[Stored items from a collection]
--*--

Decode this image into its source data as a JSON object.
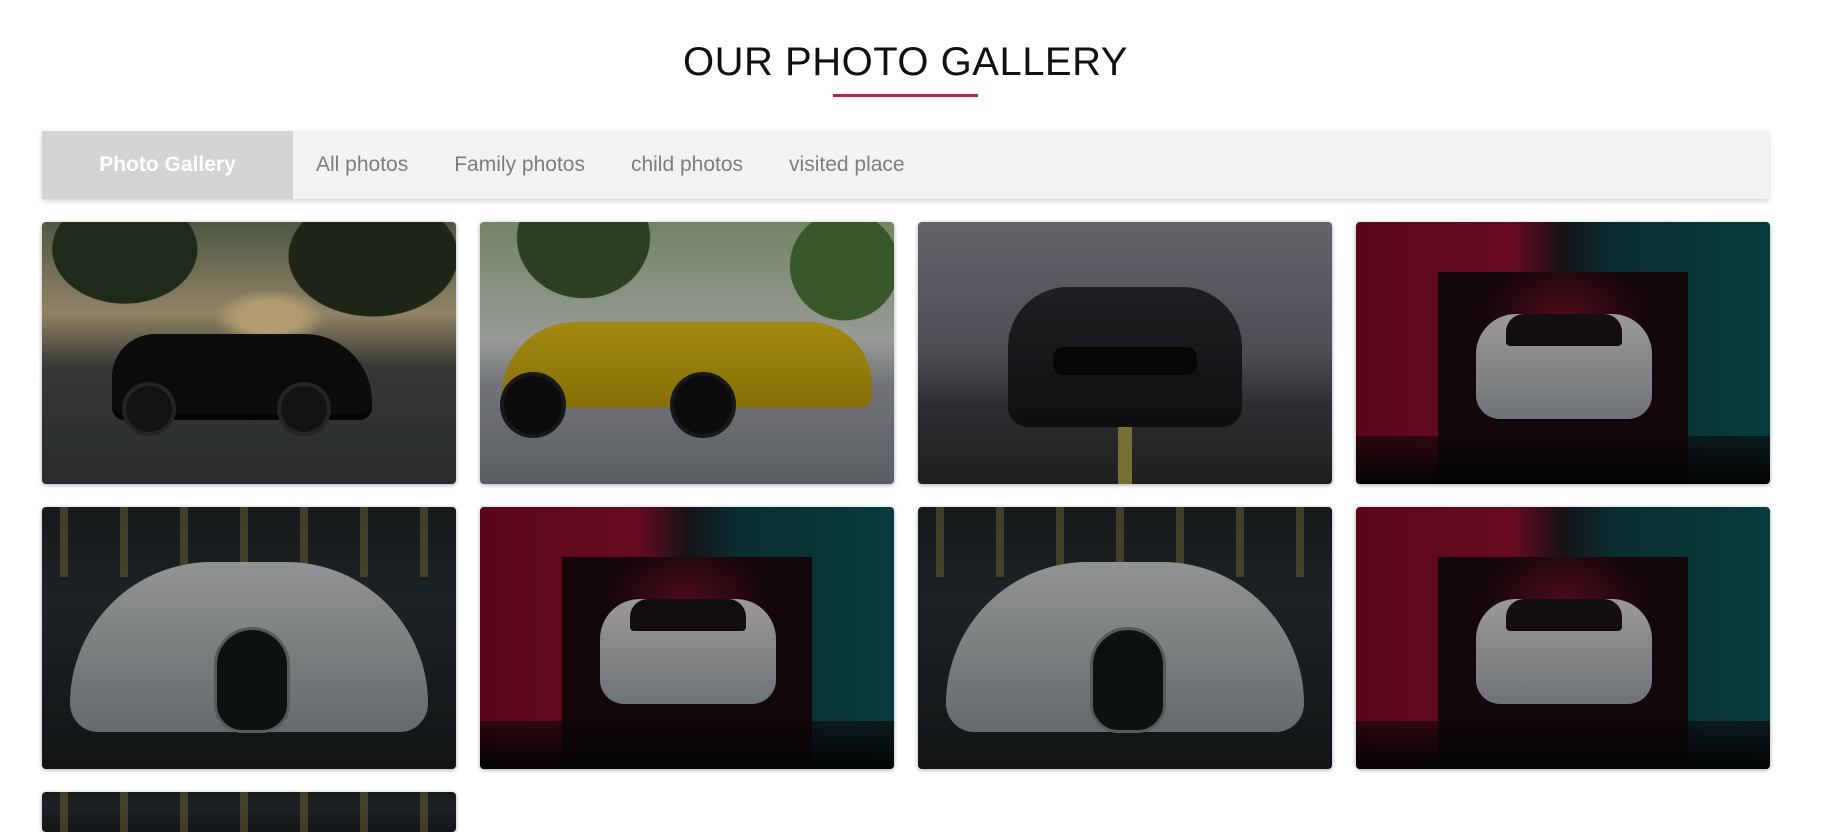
{
  "page": {
    "title": "OUR PHOTO GALLERY"
  },
  "filterbar": {
    "brand": "Photo Gallery",
    "items": [
      "All photos",
      "Family photos",
      "child photos",
      "visited place"
    ]
  },
  "gallery": {
    "photos": [
      {
        "scene": "black-sports-car-in-park"
      },
      {
        "scene": "yellow-supercar"
      },
      {
        "scene": "black-mustang-front"
      },
      {
        "scene": "mercedes-in-red-teal-garage"
      },
      {
        "scene": "silver-bugatti-front"
      },
      {
        "scene": "mercedes-in-red-teal-garage"
      },
      {
        "scene": "silver-bugatti-front"
      },
      {
        "scene": "mercedes-in-red-teal-garage"
      },
      {
        "scene": "silver-bugatti-front"
      }
    ]
  },
  "colors": {
    "accent": "#c41e4a",
    "filterbar_bg": "#f2f2f2",
    "brand_bg": "#d4d4d4",
    "filter_text": "#7d7d7d"
  }
}
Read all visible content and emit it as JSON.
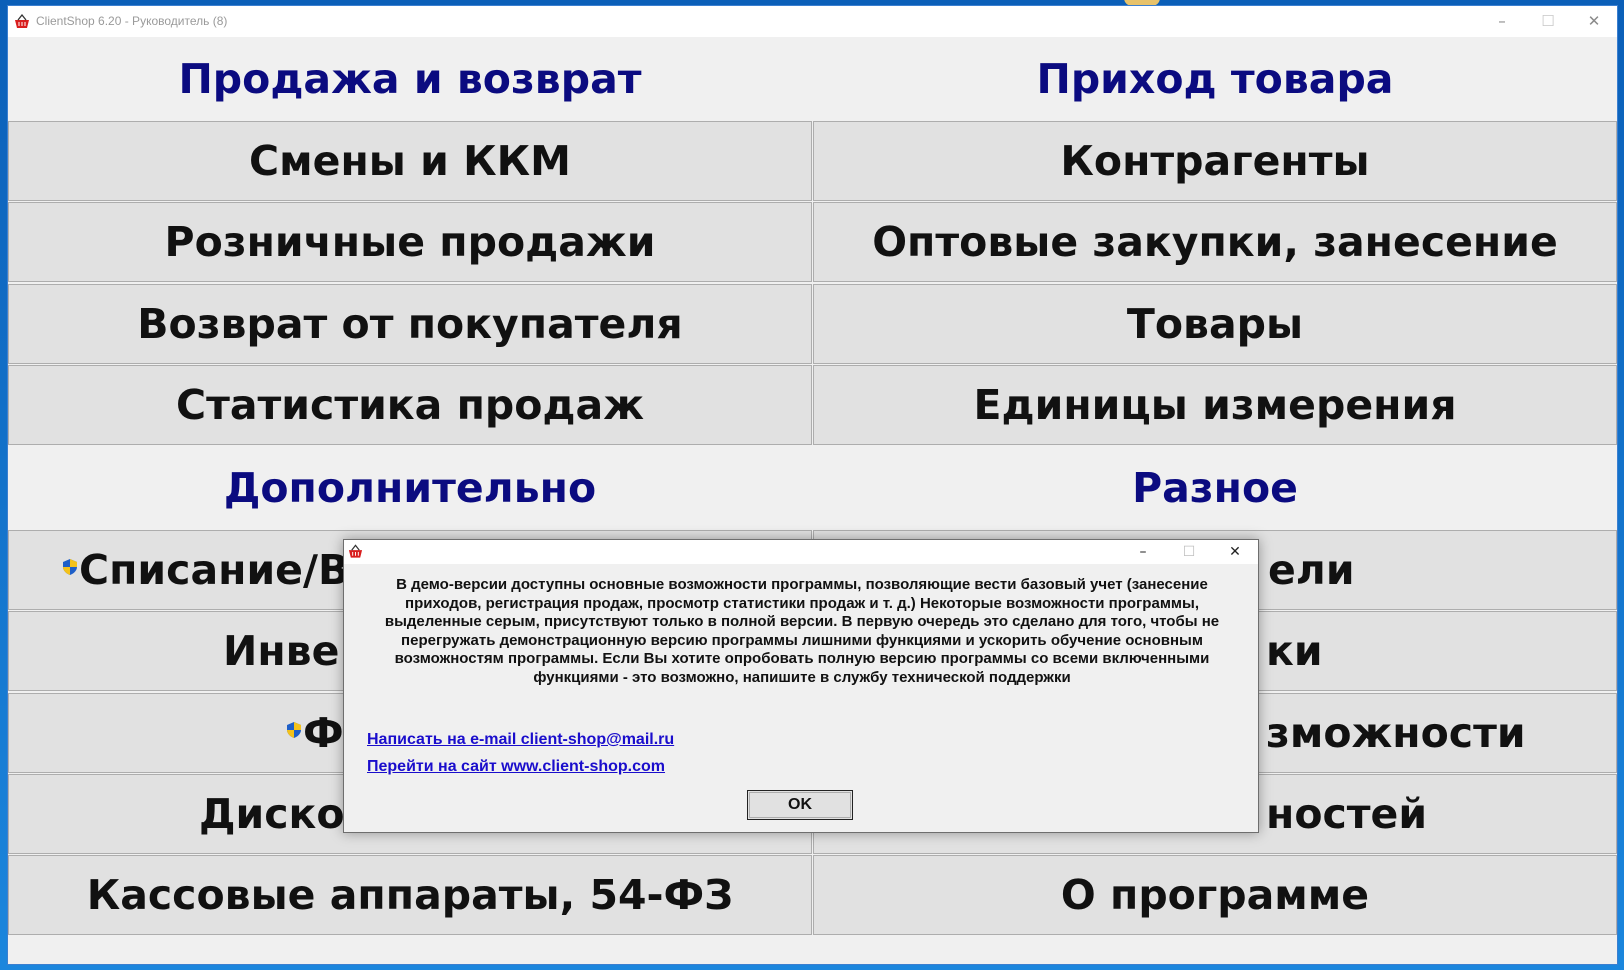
{
  "window": {
    "title": "ClientShop 6.20 - Руководитель (8)"
  },
  "left_column": {
    "header": "Продажа и возврат",
    "buttons": [
      "Смены и ККМ",
      "Розничные продажи",
      "Возврат от покупателя",
      "Статистика продаж"
    ],
    "header2": "Дополнительно",
    "buttons2": [
      "Списание/Во",
      "Инве",
      "Ф",
      "Дискон",
      "Кассовые аппараты, 54-ФЗ"
    ]
  },
  "right_column": {
    "header": "Приход товара",
    "buttons": [
      "Контрагенты",
      "Оптовые закупки, занесение",
      "Товары",
      "Единицы измерения"
    ],
    "header2": "Разное",
    "buttons2": [
      "ели",
      "ки",
      "зможности",
      "ностей",
      "О программе"
    ]
  },
  "dialog": {
    "message": "В демо-версии доступны основные возможности программы, позволяющие вести базовый учет (занесение приходов, регистрация продаж, просмотр статистики продаж и т. д.) Некоторые возможности программы, выделенные серым, присутствуют только в полной версии. В первую очередь это сделано для того, чтобы не перегружать демонстрационную версию программы лишними функциями и ускорить обучение основным возможностям программы. Если Вы хотите опробовать полную версию программы со всеми включенными функциями - это возможно, напишите в службу технической поддержки",
    "email_link": "Написать на e-mail client-shop@mail.ru",
    "site_link": "Перейти на сайт www.client-shop.com",
    "ok_label": "OK"
  },
  "icons": {
    "app": "basket-icon",
    "shield": "uac-shield-icon"
  },
  "colors": {
    "header_text": "#0b0b80",
    "link": "#1a0dcc",
    "button_face": "#e1e1e1"
  }
}
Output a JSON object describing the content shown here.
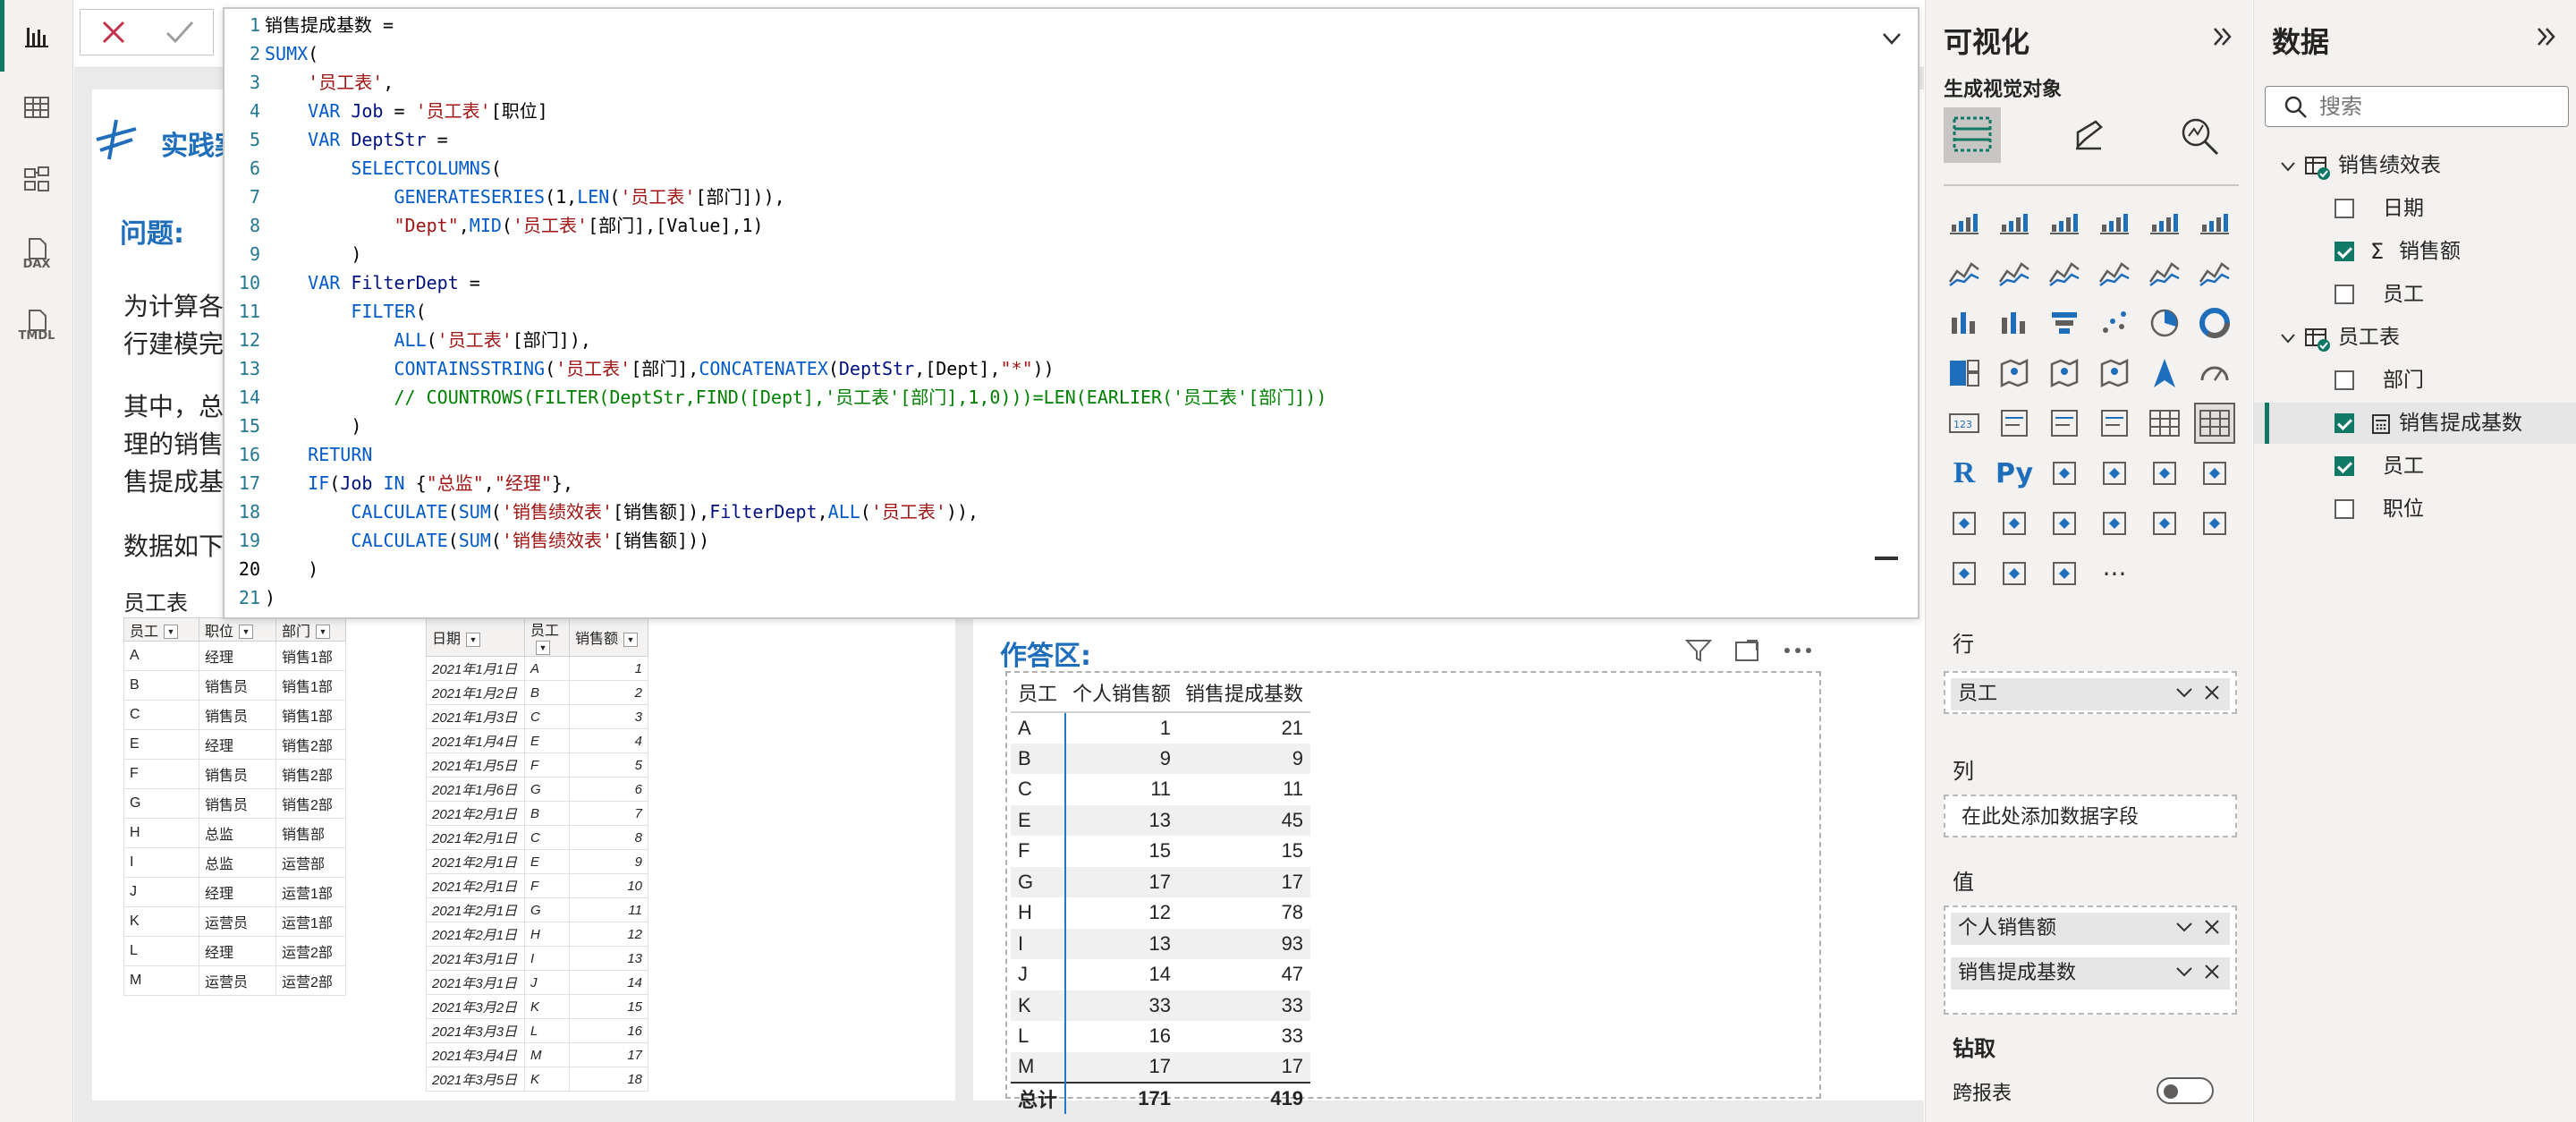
{
  "nav": {
    "items": [
      "report-view",
      "table-view",
      "model-view",
      "dax-query-view",
      "tmdl-view"
    ],
    "dax_label": "DAX",
    "tmdl_label": "TMDL"
  },
  "formula": {
    "lines": [
      "销售提成基数 =",
      "SUMX(",
      "    '员工表',",
      "    VAR Job = '员工表'[职位]",
      "    VAR DeptStr =",
      "        SELECTCOLUMNS(",
      "            GENERATESERIES(1,LEN('员工表'[部门])),",
      "            \"Dept\",MID('员工表'[部门],[Value],1)",
      "        )",
      "    VAR FilterDept =",
      "        FILTER(",
      "            ALL('员工表'[部门]),",
      "            CONTAINSSTRING('员工表'[部门],CONCATENATEX(DeptStr,[Dept],\"*\"))",
      "            // COUNTROWS(FILTER(DeptStr,FIND([Dept],'员工表'[部门],1,0)))=LEN(EARLIER('员工表'[部门]))",
      "        )",
      "    RETURN",
      "    IF(Job IN {\"总监\",\"经理\"},",
      "        CALCULATE(SUM('销售绩效表'[销售额]),FilterDept,ALL('员工表')),",
      "        CALCULATE(SUM('销售绩效表'[销售额]))",
      "    )",
      ")"
    ]
  },
  "page": {
    "title": "实践案",
    "question_label": "问题:",
    "para1": [
      "为计算各",
      "行建模完"
    ],
    "para2": [
      "其中，总",
      "理的销售",
      "售提成基"
    ],
    "para3": "数据如下",
    "employee_caption": "员工表",
    "answer_title": "作答区:"
  },
  "employee_table": {
    "headers": [
      "员工",
      "职位",
      "部门"
    ],
    "rows": [
      [
        "A",
        "经理",
        "销售1部"
      ],
      [
        "B",
        "销售员",
        "销售1部"
      ],
      [
        "C",
        "销售员",
        "销售1部"
      ],
      [
        "E",
        "经理",
        "销售2部"
      ],
      [
        "F",
        "销售员",
        "销售2部"
      ],
      [
        "G",
        "销售员",
        "销售2部"
      ],
      [
        "H",
        "总监",
        "销售部"
      ],
      [
        "I",
        "总监",
        "运营部"
      ],
      [
        "J",
        "经理",
        "运营1部"
      ],
      [
        "K",
        "运营员",
        "运营1部"
      ],
      [
        "L",
        "经理",
        "运营2部"
      ],
      [
        "M",
        "运营员",
        "运营2部"
      ]
    ]
  },
  "sales_table": {
    "headers": [
      "日期",
      "员工",
      "销售额"
    ],
    "rows": [
      [
        "2021年1月1日",
        "A",
        "1"
      ],
      [
        "2021年1月2日",
        "B",
        "2"
      ],
      [
        "2021年1月3日",
        "C",
        "3"
      ],
      [
        "2021年1月4日",
        "E",
        "4"
      ],
      [
        "2021年1月5日",
        "F",
        "5"
      ],
      [
        "2021年1月6日",
        "G",
        "6"
      ],
      [
        "2021年2月1日",
        "B",
        "7"
      ],
      [
        "2021年2月1日",
        "C",
        "8"
      ],
      [
        "2021年2月1日",
        "E",
        "9"
      ],
      [
        "2021年2月1日",
        "F",
        "10"
      ],
      [
        "2021年2月1日",
        "G",
        "11"
      ],
      [
        "2021年2月1日",
        "H",
        "12"
      ],
      [
        "2021年3月1日",
        "I",
        "13"
      ],
      [
        "2021年3月1日",
        "J",
        "14"
      ],
      [
        "2021年3月2日",
        "K",
        "15"
      ],
      [
        "2021年3月3日",
        "L",
        "16"
      ],
      [
        "2021年3月4日",
        "M",
        "17"
      ],
      [
        "2021年3月5日",
        "K",
        "18"
      ]
    ]
  },
  "matrix": {
    "headers": [
      "员工",
      "个人销售额",
      "销售提成基数"
    ],
    "rows": [
      [
        "A",
        "1",
        "21"
      ],
      [
        "B",
        "9",
        "9"
      ],
      [
        "C",
        "11",
        "11"
      ],
      [
        "E",
        "13",
        "45"
      ],
      [
        "F",
        "15",
        "15"
      ],
      [
        "G",
        "17",
        "17"
      ],
      [
        "H",
        "12",
        "78"
      ],
      [
        "I",
        "13",
        "93"
      ],
      [
        "J",
        "14",
        "47"
      ],
      [
        "K",
        "33",
        "33"
      ],
      [
        "L",
        "16",
        "33"
      ],
      [
        "M",
        "17",
        "17"
      ]
    ],
    "total": [
      "总计",
      "171",
      "419"
    ]
  },
  "viz_pane": {
    "title": "可视化",
    "build_label": "生成视觉对象",
    "rows_label": "行",
    "rows_field": "员工",
    "cols_label": "列",
    "cols_placeholder": "在此处添加数据字段",
    "values_label": "值",
    "value_fields": [
      "个人销售额",
      "销售提成基数"
    ],
    "drill_label": "钻取",
    "cross_report_label": "跨报表",
    "cross_report_state": "off",
    "python_label": "Py",
    "r_label": "R",
    "more_label": "···"
  },
  "data_pane": {
    "title": "数据",
    "search_placeholder": "搜索",
    "tables": [
      {
        "name": "销售绩效表",
        "fields": [
          {
            "name": "日期",
            "checked": false
          },
          {
            "name": "销售额",
            "checked": true,
            "sigma": true
          },
          {
            "name": "员工",
            "checked": false
          }
        ]
      },
      {
        "name": "员工表",
        "fields": [
          {
            "name": "部门",
            "checked": false
          },
          {
            "name": "销售提成基数",
            "checked": true,
            "measure": true,
            "selected": true
          },
          {
            "name": "员工",
            "checked": true
          },
          {
            "name": "职位",
            "checked": false
          }
        ]
      }
    ]
  },
  "colors": {
    "accent": "#117865",
    "title_blue": "#1f6ebc",
    "keyword": "#035aca",
    "string": "#a31515",
    "comment": "#008000"
  }
}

--*--

● **WHAT YOU HAVE TO DO**: Find each line that has the word "name", then copy it out.

● **FINISHED EXERCISE**:
        "name": "销售绩效表",
            "name": "日期",
            "name": "销售额",
            "name": "员工",
        "name": "员工表",
            "name": "部门",
            "name": "销售提成基数",
            "name": "员工",
            "name": "职位",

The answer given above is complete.